start THE INPUT

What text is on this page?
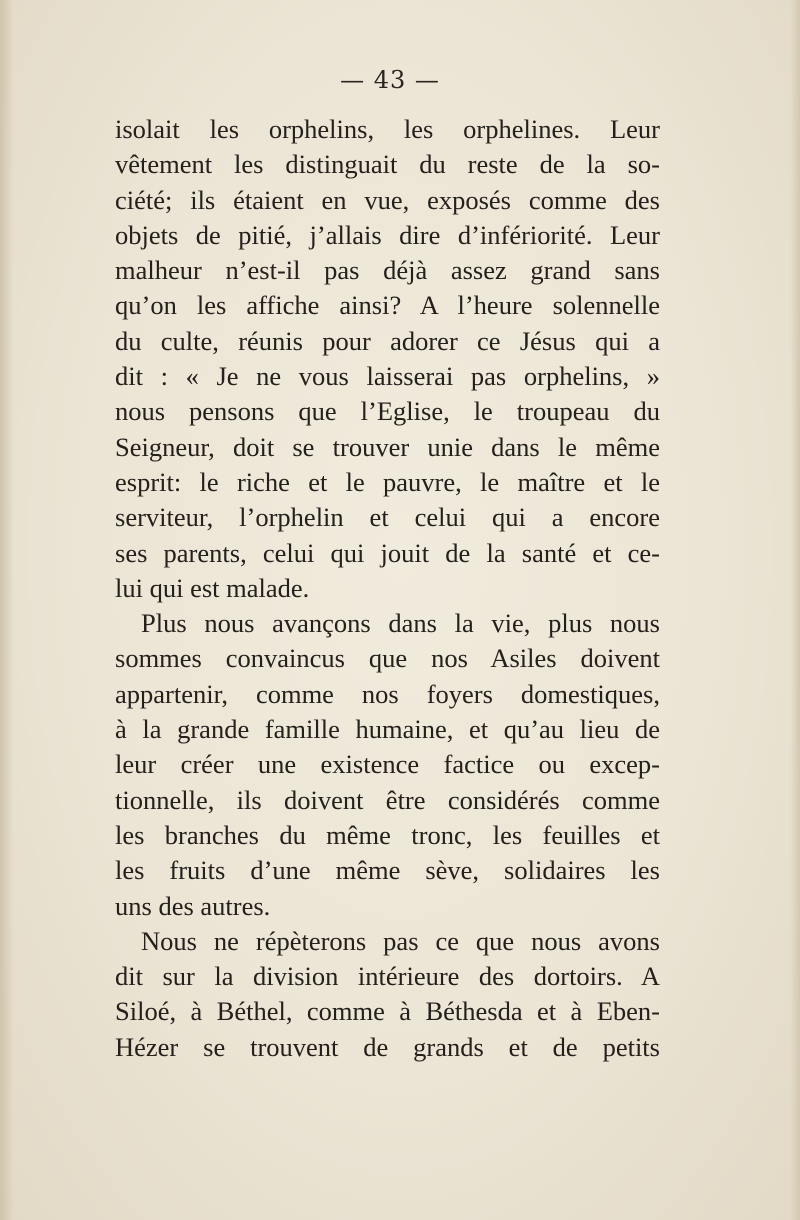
— 43 —
isolait les orphelins, les orphelines. Leur
vêtement les distinguait du reste de la so-
ciété; ils étaient en vue, exposés comme des
objets de pitié, j’allais dire d’infériorité. Leur
malheur n’est-il pas déjà assez grand sans
qu’on les affiche ainsi? A l’heure solennelle
du culte, réunis pour adorer ce Jésus qui a
dit : « Je ne vous laisserai pas orphelins, »
nous pensons que l’Eglise, le troupeau du
Seigneur, doit se trouver unie dans le même
esprit: le riche et le pauvre, le maître et le
serviteur, l’orphelin et celui qui a encore
ses parents, celui qui jouit de la santé et ce-
lui qui est malade.
Plus nous avançons dans la vie, plus nous
sommes convaincus que nos Asiles doivent
appartenir, comme nos foyers domestiques,
à la grande famille humaine, et qu’au lieu de
leur créer une existence factice ou excep-
tionnelle, ils doivent être considérés comme
les branches du même tronc, les feuilles et
les fruits d’une même sève, solidaires les
uns des autres.
Nous ne répèterons pas ce que nous avons
dit sur la division intérieure des dortoirs. A
Siloé, à Béthel, comme à Béthesda et à Eben-
Hézer se trouvent de grands et de petits
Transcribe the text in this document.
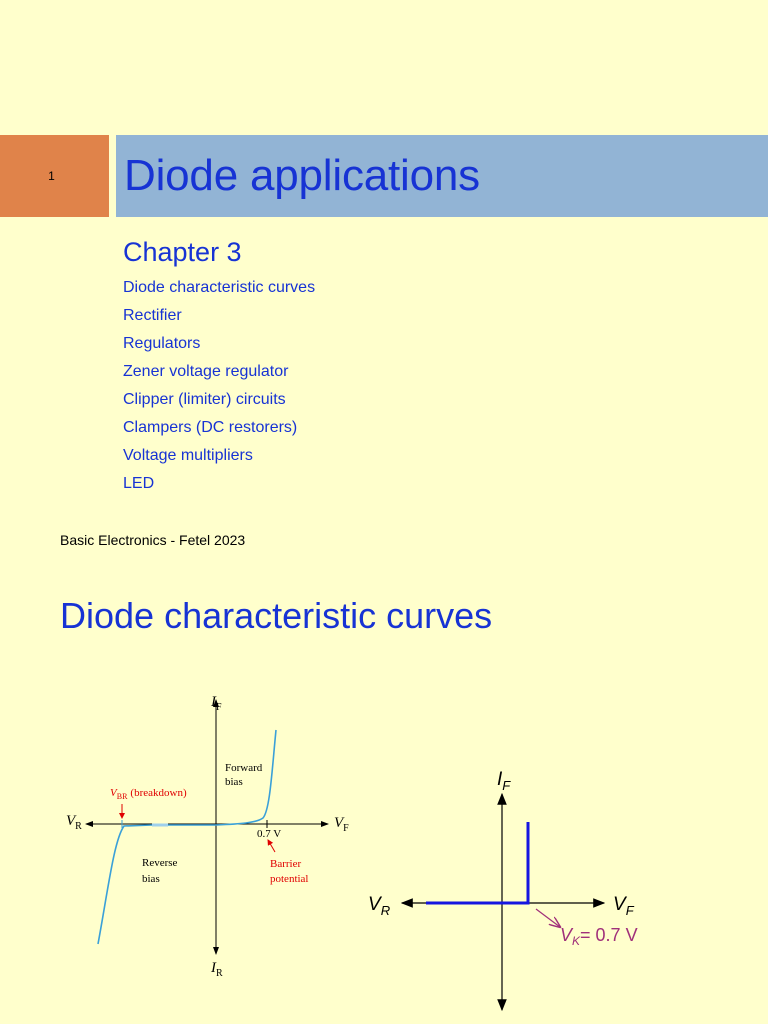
1 Diode applications
Chapter 3
Diode characteristic curves
Rectifier
Regulators
Zener voltage regulator
Clipper (limiter) circuits
Clampers (DC restorers)
Voltage multipliers
LED
Basic Electronics - Fetel 2023
Diode characteristic curves
$I_F$
$I_R$
$V_R$	$V_F$
$V_{BR}$ (breakdown)
Forward bias
Reverse bias
0.7 V
Barrier potential
$I_F$
$V_R$	$V_F$
$V_K= 0.7$ V
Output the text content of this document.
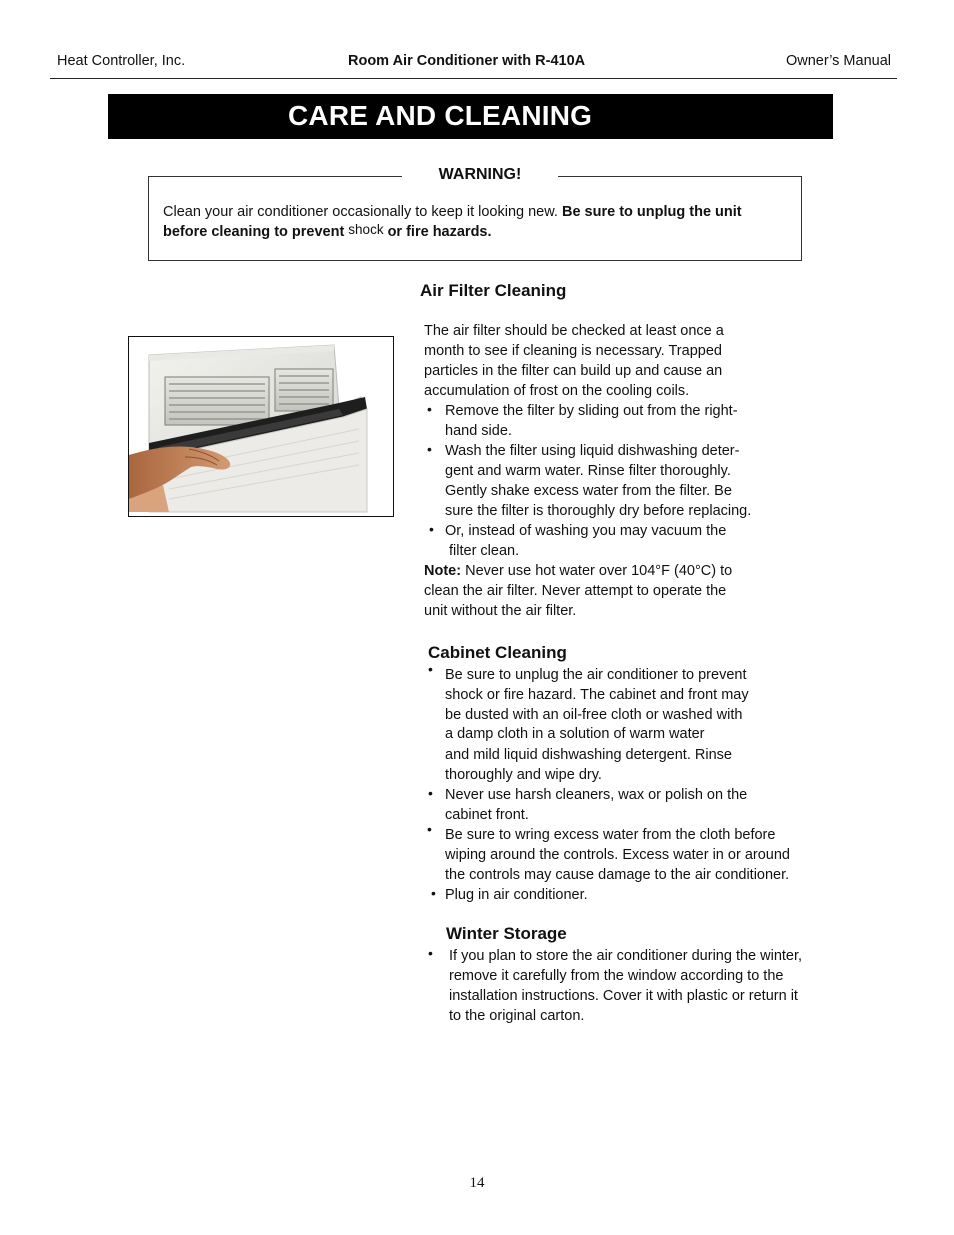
Heat Controller, Inc.	Room Air Conditioner with R-410A	Owner’s Manual
CARE AND CLEANING
WARNING!
Clean your air conditioner occasionally to keep it looking new. Be sure to unplug the unit
before cleaning to prevent shock or fire hazards.
Air Filter Cleaning
The air filter should be checked at least once a
month to see if cleaning is necessary. Trapped
particles in the filter can build up and cause an
accumulation of frost on the cooling coils.
• Remove the filter by sliding out from the right-
hand side.
• Wash the filter using liquid dishwashing deter-
gent and warm water. Rinse filter thoroughly.
Gently shake excess water from the filter. Be
sure the filter is thoroughly dry before replacing.
• Or, instead of washing you may vacuum the
filter clean.
Note: Never use hot water over 104°F (40°C) to
clean the air filter. Never attempt to operate the
unit without the air filter.
Cabinet Cleaning
• Be sure to unplug the air conditioner to prevent
shock or fire hazard. The cabinet and front may
be dusted with an oil-free cloth or washed with
a damp cloth in a solution of warm water
and mild liquid dishwashing detergent. Rinse
thoroughly and wipe dry.
• Never use harsh cleaners, wax or polish on the
cabinet front.
• Be sure to wring excess water from the cloth before
wiping around the controls. Excess water in or around
the controls may cause damage to the air conditioner.
• Plug in air conditioner.
Winter Storage
• If you plan to store the air conditioner during the winter,
remove it carefully from the window according to the
installation instructions. Cover it with plastic or return it
to the original carton.
14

end THE INPUT

## WRITTEN INSTRUCTION
Pick out the lines that include the word "orphelins" and write them out.

## ANSWER TO THIS TASK
isolait les orphelins, les orphelines. Leur
dit : « Je ne vous laisserai pas orphelins, »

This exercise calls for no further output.